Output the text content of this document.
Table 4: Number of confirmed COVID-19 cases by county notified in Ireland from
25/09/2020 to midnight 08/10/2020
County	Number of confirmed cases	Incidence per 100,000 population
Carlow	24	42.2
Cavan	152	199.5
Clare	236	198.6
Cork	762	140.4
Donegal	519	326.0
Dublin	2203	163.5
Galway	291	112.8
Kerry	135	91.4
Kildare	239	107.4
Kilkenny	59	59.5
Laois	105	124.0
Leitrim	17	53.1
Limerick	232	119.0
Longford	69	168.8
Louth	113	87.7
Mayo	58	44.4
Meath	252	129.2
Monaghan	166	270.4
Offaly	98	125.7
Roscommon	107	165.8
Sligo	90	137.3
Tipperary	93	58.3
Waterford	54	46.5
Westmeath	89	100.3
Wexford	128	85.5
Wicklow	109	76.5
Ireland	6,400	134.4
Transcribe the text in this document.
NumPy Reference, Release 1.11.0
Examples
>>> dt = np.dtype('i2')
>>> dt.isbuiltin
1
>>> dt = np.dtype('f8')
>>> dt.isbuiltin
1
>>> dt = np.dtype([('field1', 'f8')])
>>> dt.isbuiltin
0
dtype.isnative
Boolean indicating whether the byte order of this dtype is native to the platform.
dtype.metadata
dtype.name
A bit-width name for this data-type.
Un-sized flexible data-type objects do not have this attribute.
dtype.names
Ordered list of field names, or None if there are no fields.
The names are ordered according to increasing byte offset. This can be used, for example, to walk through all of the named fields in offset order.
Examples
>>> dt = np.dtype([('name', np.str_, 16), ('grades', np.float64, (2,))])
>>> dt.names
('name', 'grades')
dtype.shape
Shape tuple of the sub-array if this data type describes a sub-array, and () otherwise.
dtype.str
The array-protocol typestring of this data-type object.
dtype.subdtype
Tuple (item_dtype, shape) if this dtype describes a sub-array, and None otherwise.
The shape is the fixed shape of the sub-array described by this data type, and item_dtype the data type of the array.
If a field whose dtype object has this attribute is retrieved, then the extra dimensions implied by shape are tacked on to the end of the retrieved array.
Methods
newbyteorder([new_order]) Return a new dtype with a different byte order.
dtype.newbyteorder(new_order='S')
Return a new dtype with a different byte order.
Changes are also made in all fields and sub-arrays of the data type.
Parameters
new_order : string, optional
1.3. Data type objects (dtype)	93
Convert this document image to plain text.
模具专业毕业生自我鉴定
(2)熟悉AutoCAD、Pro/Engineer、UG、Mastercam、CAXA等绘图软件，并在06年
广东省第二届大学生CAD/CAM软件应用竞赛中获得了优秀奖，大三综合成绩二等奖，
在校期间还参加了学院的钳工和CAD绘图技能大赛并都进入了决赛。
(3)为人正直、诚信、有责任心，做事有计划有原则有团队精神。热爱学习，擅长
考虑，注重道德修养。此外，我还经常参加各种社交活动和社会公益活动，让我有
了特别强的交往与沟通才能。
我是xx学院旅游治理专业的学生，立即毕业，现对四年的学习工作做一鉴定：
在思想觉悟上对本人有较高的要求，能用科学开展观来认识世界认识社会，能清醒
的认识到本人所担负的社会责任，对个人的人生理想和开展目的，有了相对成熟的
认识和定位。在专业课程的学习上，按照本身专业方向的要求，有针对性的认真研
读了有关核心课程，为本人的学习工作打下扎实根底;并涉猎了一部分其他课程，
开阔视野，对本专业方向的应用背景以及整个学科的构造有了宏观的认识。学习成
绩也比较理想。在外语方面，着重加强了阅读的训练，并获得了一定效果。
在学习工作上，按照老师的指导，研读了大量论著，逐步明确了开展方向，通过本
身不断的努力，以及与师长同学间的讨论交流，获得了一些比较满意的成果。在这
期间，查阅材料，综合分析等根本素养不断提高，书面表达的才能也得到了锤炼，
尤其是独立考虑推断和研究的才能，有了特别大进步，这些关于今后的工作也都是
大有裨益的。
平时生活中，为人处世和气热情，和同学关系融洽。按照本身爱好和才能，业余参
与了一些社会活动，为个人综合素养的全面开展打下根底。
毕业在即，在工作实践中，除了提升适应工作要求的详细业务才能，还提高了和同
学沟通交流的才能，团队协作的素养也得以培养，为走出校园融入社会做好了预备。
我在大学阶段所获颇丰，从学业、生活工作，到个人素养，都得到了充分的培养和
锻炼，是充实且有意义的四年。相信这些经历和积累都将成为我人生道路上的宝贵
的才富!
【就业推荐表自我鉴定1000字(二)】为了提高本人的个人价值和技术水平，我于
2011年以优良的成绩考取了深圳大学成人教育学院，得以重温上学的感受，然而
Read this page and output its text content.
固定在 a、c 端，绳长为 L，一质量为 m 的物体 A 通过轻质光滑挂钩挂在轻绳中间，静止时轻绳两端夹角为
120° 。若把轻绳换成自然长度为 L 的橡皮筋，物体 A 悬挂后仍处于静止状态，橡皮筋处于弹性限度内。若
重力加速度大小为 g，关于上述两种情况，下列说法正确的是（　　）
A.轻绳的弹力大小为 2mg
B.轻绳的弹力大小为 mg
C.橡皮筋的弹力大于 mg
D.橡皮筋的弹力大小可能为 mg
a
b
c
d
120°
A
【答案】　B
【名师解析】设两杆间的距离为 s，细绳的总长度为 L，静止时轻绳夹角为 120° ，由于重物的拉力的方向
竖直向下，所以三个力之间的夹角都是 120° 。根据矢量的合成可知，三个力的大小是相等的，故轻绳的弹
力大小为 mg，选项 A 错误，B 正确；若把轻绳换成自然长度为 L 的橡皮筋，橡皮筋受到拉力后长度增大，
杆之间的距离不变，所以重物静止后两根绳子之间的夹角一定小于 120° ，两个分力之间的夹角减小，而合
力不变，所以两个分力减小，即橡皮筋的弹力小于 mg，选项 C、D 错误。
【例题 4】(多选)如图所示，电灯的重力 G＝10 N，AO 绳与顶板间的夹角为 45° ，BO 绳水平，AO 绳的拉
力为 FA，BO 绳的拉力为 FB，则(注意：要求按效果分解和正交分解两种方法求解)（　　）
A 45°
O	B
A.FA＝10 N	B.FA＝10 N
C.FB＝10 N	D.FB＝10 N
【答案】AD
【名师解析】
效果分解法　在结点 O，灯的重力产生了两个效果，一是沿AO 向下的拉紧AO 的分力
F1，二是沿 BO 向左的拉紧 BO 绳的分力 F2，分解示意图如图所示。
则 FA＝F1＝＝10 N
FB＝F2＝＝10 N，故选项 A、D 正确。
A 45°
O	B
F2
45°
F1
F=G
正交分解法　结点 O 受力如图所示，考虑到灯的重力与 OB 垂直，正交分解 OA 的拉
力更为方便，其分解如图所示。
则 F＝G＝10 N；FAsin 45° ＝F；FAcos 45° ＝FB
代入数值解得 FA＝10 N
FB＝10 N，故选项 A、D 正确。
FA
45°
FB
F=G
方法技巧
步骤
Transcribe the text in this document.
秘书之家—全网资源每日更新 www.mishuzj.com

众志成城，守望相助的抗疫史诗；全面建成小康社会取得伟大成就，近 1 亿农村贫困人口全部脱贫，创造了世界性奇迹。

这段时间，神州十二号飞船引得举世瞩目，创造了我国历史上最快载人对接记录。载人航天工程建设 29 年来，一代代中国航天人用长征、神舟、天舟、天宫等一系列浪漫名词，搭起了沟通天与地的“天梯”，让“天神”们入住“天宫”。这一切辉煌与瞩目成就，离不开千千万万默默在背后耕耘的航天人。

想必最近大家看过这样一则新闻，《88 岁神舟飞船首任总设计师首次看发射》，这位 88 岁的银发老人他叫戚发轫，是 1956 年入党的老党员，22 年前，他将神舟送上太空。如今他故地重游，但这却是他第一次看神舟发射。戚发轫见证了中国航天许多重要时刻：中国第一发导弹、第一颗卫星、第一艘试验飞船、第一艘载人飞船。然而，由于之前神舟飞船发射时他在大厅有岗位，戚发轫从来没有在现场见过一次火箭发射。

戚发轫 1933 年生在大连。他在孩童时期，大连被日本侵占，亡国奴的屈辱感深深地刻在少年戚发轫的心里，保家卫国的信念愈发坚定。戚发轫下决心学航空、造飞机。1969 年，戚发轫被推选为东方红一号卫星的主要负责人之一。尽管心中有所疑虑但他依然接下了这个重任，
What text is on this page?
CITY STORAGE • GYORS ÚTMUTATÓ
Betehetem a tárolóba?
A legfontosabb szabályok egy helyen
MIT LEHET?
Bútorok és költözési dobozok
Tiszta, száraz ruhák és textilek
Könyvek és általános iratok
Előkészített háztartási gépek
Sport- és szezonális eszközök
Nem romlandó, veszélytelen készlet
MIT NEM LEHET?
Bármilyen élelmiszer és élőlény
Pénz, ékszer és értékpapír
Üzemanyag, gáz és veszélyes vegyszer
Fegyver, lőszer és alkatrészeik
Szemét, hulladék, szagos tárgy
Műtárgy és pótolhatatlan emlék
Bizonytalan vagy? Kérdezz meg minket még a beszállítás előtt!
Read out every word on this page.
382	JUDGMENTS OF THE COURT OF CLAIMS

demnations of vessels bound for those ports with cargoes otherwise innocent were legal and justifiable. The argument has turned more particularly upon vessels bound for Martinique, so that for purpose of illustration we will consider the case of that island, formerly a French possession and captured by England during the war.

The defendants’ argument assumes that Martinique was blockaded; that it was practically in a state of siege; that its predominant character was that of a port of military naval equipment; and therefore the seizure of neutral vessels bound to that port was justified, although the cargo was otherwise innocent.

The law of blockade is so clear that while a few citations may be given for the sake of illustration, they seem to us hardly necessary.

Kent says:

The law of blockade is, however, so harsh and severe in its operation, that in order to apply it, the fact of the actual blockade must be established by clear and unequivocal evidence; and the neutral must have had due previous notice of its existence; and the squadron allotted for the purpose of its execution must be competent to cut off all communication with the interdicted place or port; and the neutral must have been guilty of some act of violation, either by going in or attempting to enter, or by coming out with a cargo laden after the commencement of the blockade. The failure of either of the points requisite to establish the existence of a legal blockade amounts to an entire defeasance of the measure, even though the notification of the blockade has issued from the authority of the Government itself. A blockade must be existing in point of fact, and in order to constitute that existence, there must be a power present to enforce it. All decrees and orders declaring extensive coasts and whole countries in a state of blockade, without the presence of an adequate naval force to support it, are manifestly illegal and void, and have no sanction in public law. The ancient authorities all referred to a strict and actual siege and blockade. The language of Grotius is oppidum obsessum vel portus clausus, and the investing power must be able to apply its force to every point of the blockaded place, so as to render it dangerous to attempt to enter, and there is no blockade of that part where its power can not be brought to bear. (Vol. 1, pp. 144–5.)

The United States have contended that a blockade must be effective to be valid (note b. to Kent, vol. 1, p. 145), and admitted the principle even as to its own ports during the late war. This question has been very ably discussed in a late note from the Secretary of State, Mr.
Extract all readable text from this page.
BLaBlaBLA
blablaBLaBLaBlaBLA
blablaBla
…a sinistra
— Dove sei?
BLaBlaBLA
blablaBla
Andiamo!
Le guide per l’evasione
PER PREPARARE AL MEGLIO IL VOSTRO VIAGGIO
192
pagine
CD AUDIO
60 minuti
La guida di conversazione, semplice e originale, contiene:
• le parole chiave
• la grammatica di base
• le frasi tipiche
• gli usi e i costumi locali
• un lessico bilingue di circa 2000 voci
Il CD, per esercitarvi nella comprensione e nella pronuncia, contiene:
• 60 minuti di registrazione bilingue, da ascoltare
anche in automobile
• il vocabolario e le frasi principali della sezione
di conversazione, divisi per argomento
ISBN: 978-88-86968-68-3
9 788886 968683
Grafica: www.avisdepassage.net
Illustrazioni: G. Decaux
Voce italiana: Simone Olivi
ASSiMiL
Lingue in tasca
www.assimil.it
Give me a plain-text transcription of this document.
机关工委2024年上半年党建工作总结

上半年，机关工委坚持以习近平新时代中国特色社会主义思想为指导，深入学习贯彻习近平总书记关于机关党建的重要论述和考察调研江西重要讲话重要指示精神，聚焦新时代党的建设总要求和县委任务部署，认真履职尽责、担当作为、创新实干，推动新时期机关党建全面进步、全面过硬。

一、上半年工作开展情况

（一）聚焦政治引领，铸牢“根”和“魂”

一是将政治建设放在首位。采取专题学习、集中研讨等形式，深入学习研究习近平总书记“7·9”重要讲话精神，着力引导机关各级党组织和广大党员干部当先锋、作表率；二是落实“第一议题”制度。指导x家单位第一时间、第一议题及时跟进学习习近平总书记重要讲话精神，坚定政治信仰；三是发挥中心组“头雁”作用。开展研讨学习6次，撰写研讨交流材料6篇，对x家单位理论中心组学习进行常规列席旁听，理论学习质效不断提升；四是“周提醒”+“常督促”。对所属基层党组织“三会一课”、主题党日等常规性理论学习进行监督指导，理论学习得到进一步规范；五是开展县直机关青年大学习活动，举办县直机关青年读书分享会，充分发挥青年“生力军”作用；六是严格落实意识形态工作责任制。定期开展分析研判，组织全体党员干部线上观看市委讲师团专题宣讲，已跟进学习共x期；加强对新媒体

> _Goal_
Extract all lines from the data in which "objects" is found.

> _The result_
Un-sized flexible data-type objects do not have this attribute.
1.3. Data type objects (dtype)	93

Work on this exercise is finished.